## Task to carry out
Transcribe all the entries word for word, omitting any pictures they contain.

····················

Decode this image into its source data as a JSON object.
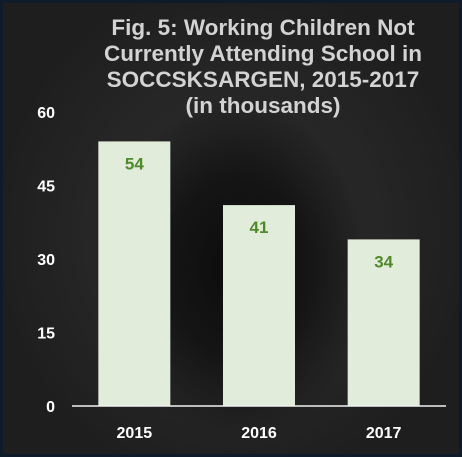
{
  "chart_data": {
    "type": "bar",
    "title_lines": [
      "Fig. 5: Working Children Not",
      "Currently Attending School in",
      "SOCCSKSARGEN, 2015-2017",
      "(in thousands)"
    ],
    "categories": [
      "2015",
      "2016",
      "2017"
    ],
    "values": [
      54,
      41,
      34
    ],
    "data_labels": [
      "54",
      "41",
      "34"
    ],
    "yticks": [
      0,
      15,
      30,
      45,
      60
    ],
    "ytick_labels": [
      "0",
      "15",
      "30",
      "45",
      "60"
    ],
    "ylim": [
      0,
      60
    ],
    "grid": false,
    "legend": "none",
    "colors": {
      "bar": "#e2ecda",
      "data_label": "#4f8a2a",
      "axis": "#f2f2f2",
      "text": "#ffffff",
      "title": "#d3d3d3"
    }
  }
}
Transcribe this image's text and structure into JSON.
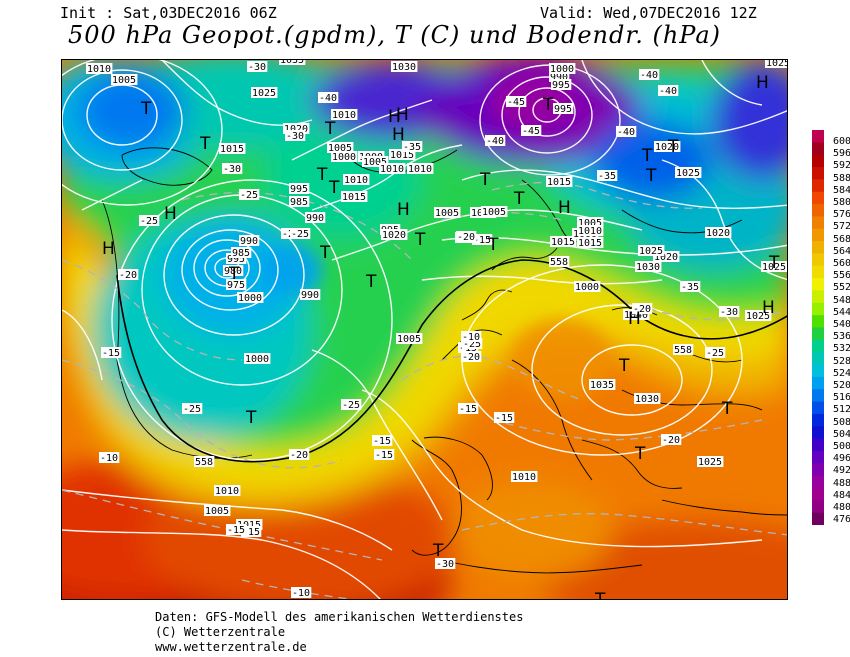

····················

## The completed task
Decode this image into its source data as a JSON object.
{
  "chart_data": {
    "type": "bar",
    "title_lines": [
      "Fig. 5: Working Children Not",
      "Currently Attending School in",
      "SOCCSKSARGEN, 2015-2017",
      "(in thousands)"
    ],
    "categories": [
      "2015",
      "2016",
      "2017"
    ],
    "values": [
      54,
      41,
      34
    ],
    "data_labels": [
      "54",
      "41",
      "34"
    ],
    "yticks": [
      0,
      15,
      30,
      45,
      60
    ],
    "ytick_labels": [
      "0",
      "15",
      "30",
      "45",
      "60"
    ],
    "ylim": [
      0,
      60
    ],
    "grid": false,
    "legend": "none",
    "colors": {
      "bar": "#e2ecda",
      "data_label": "#4f8a2a",
      "axis": "#f2f2f2",
      "text": "#ffffff",
      "title": "#d3d3d3"
    }
  }
}
Transcribe this image's text and structure into JSON.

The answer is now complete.